◆ DATA LISTING ◆
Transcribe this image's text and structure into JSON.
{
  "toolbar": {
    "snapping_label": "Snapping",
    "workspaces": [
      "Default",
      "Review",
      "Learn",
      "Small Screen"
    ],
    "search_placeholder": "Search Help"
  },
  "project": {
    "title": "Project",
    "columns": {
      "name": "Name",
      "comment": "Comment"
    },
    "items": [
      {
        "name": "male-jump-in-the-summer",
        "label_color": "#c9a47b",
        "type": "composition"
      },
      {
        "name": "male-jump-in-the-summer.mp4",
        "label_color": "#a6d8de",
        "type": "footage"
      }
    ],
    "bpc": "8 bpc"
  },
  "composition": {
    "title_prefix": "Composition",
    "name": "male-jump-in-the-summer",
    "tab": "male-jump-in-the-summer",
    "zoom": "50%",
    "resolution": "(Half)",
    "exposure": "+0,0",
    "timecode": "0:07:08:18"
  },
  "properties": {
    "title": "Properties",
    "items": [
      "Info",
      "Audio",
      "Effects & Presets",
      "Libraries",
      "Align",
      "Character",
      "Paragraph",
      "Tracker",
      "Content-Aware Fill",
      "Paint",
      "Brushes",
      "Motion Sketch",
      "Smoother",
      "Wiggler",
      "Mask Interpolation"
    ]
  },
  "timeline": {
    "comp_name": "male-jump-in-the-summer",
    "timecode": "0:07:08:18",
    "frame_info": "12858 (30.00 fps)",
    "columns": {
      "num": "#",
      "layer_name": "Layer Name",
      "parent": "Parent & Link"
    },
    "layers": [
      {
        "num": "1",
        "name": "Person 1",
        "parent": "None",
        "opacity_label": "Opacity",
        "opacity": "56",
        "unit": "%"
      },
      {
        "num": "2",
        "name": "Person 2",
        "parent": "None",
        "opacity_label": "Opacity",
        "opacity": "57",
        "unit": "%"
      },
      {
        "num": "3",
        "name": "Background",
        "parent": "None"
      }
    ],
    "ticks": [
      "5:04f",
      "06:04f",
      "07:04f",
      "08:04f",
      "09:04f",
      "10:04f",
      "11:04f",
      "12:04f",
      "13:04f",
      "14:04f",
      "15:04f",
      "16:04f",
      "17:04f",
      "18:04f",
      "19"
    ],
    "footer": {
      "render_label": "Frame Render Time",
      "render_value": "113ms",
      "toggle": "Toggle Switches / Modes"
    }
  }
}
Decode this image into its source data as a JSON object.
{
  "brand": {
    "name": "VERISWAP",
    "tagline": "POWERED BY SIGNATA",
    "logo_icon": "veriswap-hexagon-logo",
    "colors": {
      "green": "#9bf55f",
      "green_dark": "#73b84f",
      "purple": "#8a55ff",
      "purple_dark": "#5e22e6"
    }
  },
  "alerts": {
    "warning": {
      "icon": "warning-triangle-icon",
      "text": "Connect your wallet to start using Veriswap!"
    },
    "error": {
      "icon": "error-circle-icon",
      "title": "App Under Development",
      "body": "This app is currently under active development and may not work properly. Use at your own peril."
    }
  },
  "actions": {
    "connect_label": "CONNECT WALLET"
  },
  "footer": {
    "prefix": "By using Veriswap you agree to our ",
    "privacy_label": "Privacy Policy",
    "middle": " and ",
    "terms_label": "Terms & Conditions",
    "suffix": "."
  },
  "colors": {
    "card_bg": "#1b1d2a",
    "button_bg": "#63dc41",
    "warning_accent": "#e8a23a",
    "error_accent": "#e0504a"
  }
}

◆ EXERCISE GOAL ◆
Copy out all the entries shown above, character for character.

◆ ANSWER TO THIS EXERCISE ◆
Transcribe this image's text and structure into JSON.
{
  "toolbar": {
    "snapping_label": "Snapping",
    "workspaces": [
      "Default",
      "Review",
      "Learn",
      "Small Screen"
    ],
    "search_placeholder": "Search Help"
  },
  "project": {
    "title": "Project",
    "columns": {
      "name": "Name",
      "comment": "Comment"
    },
    "items": [
      {
        "name": "male-jump-in-the-summer",
        "label_color": "#c9a47b",
        "type": "composition"
      },
      {
        "name": "male-jump-in-the-summer.mp4",
        "label_color": "#a6d8de",
        "type": "footage"
      }
    ],
    "bpc": "8 bpc"
  },
  "composition": {
    "title_prefix": "Composition",
    "name": "male-jump-in-the-summer",
    "tab": "male-jump-in-the-summer",
    "zoom": "50%",
    "resolution": "(Half)",
    "exposure": "+0,0",
    "timecode": "0:07:08:18"
  },
  "properties": {
    "title": "Properties",
    "items": [
      "Info",
      "Audio",
      "Effects & Presets",
      "Libraries",
      "Align",
      "Character",
      "Paragraph",
      "Tracker",
      "Content-Aware Fill",
      "Paint",
      "Brushes",
      "Motion Sketch",
      "Smoother",
      "Wiggler",
      "Mask Interpolation"
    ]
  },
  "timeline": {
    "comp_name": "male-jump-in-the-summer",
    "timecode": "0:07:08:18",
    "frame_info": "12858 (30.00 fps)",
    "columns": {
      "num": "#",
      "layer_name": "Layer Name",
      "parent": "Parent & Link"
    },
    "layers": [
      {
        "num": "1",
        "name": "Person 1",
        "parent": "None",
        "opacity_label": "Opacity",
        "opacity": "56",
        "unit": "%"
      },
      {
        "num": "2",
        "name": "Person 2",
        "parent": "None",
        "opacity_label": "Opacity",
        "opacity": "57",
        "unit": "%"
      },
      {
        "num": "3",
        "name": "Background",
        "parent": "None"
      }
    ],
    "ticks": [
      "5:04f",
      "06:04f",
      "07:04f",
      "08:04f",
      "09:04f",
      "10:04f",
      "11:04f",
      "12:04f",
      "13:04f",
      "14:04f",
      "15:04f",
      "16:04f",
      "17:04f",
      "18:04f",
      "19"
    ],
    "footer": {
      "render_label": "Frame Render Time",
      "render_value": "113ms",
      "toggle": "Toggle Switches / Modes"
    }
  }
}
Decode this image into its source data as a JSON object.
{
  "brand": {
    "name": "VERISWAP",
    "tagline": "POWERED BY SIGNATA",
    "logo_icon": "veriswap-hexagon-logo",
    "colors": {
      "green": "#9bf55f",
      "green_dark": "#73b84f",
      "purple": "#8a55ff",
      "purple_dark": "#5e22e6"
    }
  },
  "alerts": {
    "warning": {
      "icon": "warning-triangle-icon",
      "text": "Connect your wallet to start using Veriswap!"
    },
    "error": {
      "icon": "error-circle-icon",
      "title": "App Under Development",
      "body": "This app is currently under active development and may not work properly. Use at your own peril."
    }
  },
  "actions": {
    "connect_label": "CONNECT WALLET"
  },
  "footer": {
    "prefix": "By using Veriswap you agree to our ",
    "privacy_label": "Privacy Policy",
    "middle": " and ",
    "terms_label": "Terms & Conditions",
    "suffix": "."
  },
  "colors": {
    "card_bg": "#1b1d2a",
    "button_bg": "#63dc41",
    "warning_accent": "#e8a23a",
    "error_accent": "#e0504a"
  }
}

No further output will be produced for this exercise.